_Exercise description_
Please repeat every line of the records below word for word, changing nothing.

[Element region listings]
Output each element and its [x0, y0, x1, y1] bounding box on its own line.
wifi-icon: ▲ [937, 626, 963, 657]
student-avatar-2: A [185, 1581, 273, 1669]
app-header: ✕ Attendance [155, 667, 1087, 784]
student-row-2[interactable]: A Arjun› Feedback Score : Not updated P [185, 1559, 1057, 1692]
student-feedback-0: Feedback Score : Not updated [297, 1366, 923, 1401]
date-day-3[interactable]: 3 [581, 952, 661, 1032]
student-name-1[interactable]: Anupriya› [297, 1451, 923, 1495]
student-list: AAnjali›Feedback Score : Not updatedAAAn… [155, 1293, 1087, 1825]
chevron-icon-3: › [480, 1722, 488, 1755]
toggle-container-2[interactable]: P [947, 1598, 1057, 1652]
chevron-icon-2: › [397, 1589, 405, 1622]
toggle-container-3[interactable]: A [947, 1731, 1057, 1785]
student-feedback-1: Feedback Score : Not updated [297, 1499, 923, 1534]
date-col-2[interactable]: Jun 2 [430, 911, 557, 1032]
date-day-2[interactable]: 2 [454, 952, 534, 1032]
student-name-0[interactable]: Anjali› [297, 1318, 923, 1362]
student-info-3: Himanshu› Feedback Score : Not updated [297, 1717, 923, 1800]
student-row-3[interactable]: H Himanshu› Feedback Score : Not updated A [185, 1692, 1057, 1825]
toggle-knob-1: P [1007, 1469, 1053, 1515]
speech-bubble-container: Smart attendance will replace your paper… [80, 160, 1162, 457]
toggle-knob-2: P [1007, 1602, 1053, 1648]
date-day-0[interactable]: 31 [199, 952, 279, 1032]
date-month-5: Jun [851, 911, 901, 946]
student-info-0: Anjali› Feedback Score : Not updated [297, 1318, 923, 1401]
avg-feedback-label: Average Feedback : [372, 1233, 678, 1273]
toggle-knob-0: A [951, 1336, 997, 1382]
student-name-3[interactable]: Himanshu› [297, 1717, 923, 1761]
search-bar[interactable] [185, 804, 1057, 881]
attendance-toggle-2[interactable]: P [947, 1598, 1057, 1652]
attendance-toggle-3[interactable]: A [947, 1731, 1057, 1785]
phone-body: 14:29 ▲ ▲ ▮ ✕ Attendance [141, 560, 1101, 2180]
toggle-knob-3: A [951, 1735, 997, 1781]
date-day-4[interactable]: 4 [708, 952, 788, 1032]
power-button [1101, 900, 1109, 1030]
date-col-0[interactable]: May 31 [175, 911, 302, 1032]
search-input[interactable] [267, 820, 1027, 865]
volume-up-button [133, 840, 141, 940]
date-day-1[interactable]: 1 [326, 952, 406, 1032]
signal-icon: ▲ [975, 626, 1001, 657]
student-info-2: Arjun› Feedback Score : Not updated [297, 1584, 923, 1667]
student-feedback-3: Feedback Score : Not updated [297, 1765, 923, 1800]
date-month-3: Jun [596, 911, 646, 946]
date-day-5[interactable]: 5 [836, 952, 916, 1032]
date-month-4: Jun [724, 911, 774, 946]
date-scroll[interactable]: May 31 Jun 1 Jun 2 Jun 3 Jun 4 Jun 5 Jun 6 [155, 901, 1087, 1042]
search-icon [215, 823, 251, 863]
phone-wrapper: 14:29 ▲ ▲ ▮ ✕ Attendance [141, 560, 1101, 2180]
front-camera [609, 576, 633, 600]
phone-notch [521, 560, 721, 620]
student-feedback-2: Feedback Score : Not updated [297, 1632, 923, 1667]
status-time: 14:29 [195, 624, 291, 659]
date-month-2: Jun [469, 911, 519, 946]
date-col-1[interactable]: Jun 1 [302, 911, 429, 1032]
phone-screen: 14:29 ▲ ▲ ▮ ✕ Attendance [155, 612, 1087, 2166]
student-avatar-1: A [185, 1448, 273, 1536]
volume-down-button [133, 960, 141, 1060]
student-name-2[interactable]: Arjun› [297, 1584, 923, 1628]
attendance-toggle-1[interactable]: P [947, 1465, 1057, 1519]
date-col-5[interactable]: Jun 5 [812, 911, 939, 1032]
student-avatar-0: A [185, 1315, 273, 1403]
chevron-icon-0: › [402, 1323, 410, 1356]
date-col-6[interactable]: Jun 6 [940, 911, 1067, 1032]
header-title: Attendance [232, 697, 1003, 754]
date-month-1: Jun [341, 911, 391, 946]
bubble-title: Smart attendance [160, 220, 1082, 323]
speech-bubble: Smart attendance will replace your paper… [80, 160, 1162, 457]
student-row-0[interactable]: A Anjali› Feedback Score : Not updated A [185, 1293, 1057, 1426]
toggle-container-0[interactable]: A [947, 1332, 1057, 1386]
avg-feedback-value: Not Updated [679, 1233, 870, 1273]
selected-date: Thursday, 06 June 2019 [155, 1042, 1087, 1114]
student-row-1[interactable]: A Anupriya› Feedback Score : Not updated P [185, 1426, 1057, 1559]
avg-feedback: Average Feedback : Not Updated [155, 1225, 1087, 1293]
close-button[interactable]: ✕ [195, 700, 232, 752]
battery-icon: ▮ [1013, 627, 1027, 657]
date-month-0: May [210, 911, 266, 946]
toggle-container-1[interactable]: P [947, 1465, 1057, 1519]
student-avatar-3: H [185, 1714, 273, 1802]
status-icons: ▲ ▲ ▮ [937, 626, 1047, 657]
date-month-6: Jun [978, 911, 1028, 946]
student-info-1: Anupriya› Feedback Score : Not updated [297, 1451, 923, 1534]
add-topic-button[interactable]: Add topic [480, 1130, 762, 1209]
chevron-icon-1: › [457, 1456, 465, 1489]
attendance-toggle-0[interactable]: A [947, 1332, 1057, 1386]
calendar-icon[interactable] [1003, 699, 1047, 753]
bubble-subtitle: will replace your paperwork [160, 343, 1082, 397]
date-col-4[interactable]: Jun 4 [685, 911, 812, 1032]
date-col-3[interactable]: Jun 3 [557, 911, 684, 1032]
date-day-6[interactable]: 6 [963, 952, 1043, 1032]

_Output below_
Output each element and its [x0, y0, x1, y1] bounding box on its own line.
wifi-icon: ▲ [937, 626, 963, 657]
student-avatar-2: A [185, 1581, 273, 1669]
app-header: ✕ Attendance [155, 667, 1087, 784]
student-row-2[interactable]: A Arjun› Feedback Score : Not updated P [185, 1559, 1057, 1692]
student-feedback-0: Feedback Score : Not updated [297, 1366, 923, 1401]
date-day-3[interactable]: 3 [581, 952, 661, 1032]
student-name-1[interactable]: Anupriya› [297, 1451, 923, 1495]
student-list: AAnjali›Feedback Score : Not updatedAAAn… [155, 1293, 1087, 1825]
chevron-icon-3: › [480, 1722, 488, 1755]
toggle-container-2[interactable]: P [947, 1598, 1057, 1652]
chevron-icon-2: › [397, 1589, 405, 1622]
toggle-container-3[interactable]: A [947, 1731, 1057, 1785]
student-feedback-1: Feedback Score : Not updated [297, 1499, 923, 1534]
date-col-2[interactable]: Jun 2 [430, 911, 557, 1032]
date-day-2[interactable]: 2 [454, 952, 534, 1032]
student-name-0[interactable]: Anjali› [297, 1318, 923, 1362]
student-info-3: Himanshu› Feedback Score : Not updated [297, 1717, 923, 1800]
student-row-3[interactable]: H Himanshu› Feedback Score : Not updated A [185, 1692, 1057, 1825]
toggle-knob-1: P [1007, 1469, 1053, 1515]
speech-bubble-container: Smart attendance will replace your paper… [80, 160, 1162, 457]
toggle-knob-2: P [1007, 1602, 1053, 1648]
date-day-0[interactable]: 31 [199, 952, 279, 1032]
date-month-5: Jun [851, 911, 901, 946]
student-info-0: Anjali› Feedback Score : Not updated [297, 1318, 923, 1401]
avg-feedback-label: Average Feedback : [372, 1233, 678, 1273]
toggle-knob-0: A [951, 1336, 997, 1382]
student-name-3[interactable]: Himanshu› [297, 1717, 923, 1761]
search-bar[interactable] [185, 804, 1057, 881]
attendance-toggle-2[interactable]: P [947, 1598, 1057, 1652]
attendance-toggle-3[interactable]: A [947, 1731, 1057, 1785]
phone-body: 14:29 ▲ ▲ ▮ ✕ Attendance [141, 560, 1101, 2180]
toggle-knob-3: A [951, 1735, 997, 1781]
date-day-4[interactable]: 4 [708, 952, 788, 1032]
power-button [1101, 900, 1109, 1030]
date-col-0[interactable]: May 31 [175, 911, 302, 1032]
search-input[interactable] [267, 820, 1027, 865]
volume-up-button [133, 840, 141, 940]
date-day-1[interactable]: 1 [326, 952, 406, 1032]
signal-icon: ▲ [975, 626, 1001, 657]
student-info-2: Arjun› Feedback Score : Not updated [297, 1584, 923, 1667]
student-feedback-3: Feedback Score : Not updated [297, 1765, 923, 1800]
date-month-3: Jun [596, 911, 646, 946]
date-day-5[interactable]: 5 [836, 952, 916, 1032]
date-month-4: Jun [724, 911, 774, 946]
date-scroll[interactable]: May 31 Jun 1 Jun 2 Jun 3 Jun 4 Jun 5 Jun 6 [155, 901, 1087, 1042]
search-icon [215, 823, 251, 863]
phone-wrapper: 14:29 ▲ ▲ ▮ ✕ Attendance [141, 560, 1101, 2180]
front-camera [609, 576, 633, 600]
phone-notch [521, 560, 721, 620]
student-feedback-2: Feedback Score : Not updated [297, 1632, 923, 1667]
status-time: 14:29 [195, 624, 291, 659]
date-month-2: Jun [469, 911, 519, 946]
date-col-1[interactable]: Jun 1 [302, 911, 429, 1032]
phone-screen: 14:29 ▲ ▲ ▮ ✕ Attendance [155, 612, 1087, 2166]
student-avatar-1: A [185, 1448, 273, 1536]
volume-down-button [133, 960, 141, 1060]
student-name-2[interactable]: Arjun› [297, 1584, 923, 1628]
attendance-toggle-1[interactable]: P [947, 1465, 1057, 1519]
date-col-5[interactable]: Jun 5 [812, 911, 939, 1032]
student-avatar-0: A [185, 1315, 273, 1403]
chevron-icon-0: › [402, 1323, 410, 1356]
date-col-6[interactable]: Jun 6 [940, 911, 1067, 1032]
header-title: Attendance [232, 697, 1003, 754]
date-month-1: Jun [341, 911, 391, 946]
bubble-title: Smart attendance [160, 220, 1082, 323]
speech-bubble: Smart attendance will replace your paper… [80, 160, 1162, 457]
student-row-0[interactable]: A Anjali› Feedback Score : Not updated A [185, 1293, 1057, 1426]
toggle-container-0[interactable]: A [947, 1332, 1057, 1386]
avg-feedback-value: Not Updated [679, 1233, 870, 1273]
selected-date: Thursday, 06 June 2019 [155, 1042, 1087, 1114]
student-row-1[interactable]: A Anupriya› Feedback Score : Not updated P [185, 1426, 1057, 1559]
avg-feedback: Average Feedback : Not Updated [155, 1225, 1087, 1293]
close-button[interactable]: ✕ [195, 700, 232, 752]
battery-icon: ▮ [1013, 627, 1027, 657]
date-month-0: May [210, 911, 266, 946]
toggle-container-1[interactable]: P [947, 1465, 1057, 1519]
student-avatar-3: H [185, 1714, 273, 1802]
status-icons: ▲ ▲ ▮ [937, 626, 1047, 657]
date-month-6: Jun [978, 911, 1028, 946]
student-info-1: Anupriya› Feedback Score : Not updated [297, 1451, 923, 1534]
add-topic-button[interactable]: Add topic [480, 1130, 762, 1209]
chevron-icon-1: › [457, 1456, 465, 1489]
attendance-toggle-0[interactable]: A [947, 1332, 1057, 1386]
calendar-icon[interactable] [1003, 699, 1047, 753]
bubble-subtitle: will replace your paperwork [160, 343, 1082, 397]
date-col-4[interactable]: Jun 4 [685, 911, 812, 1032]
date-col-3[interactable]: Jun 3 [557, 911, 684, 1032]
date-day-6[interactable]: 6 [963, 952, 1043, 1032]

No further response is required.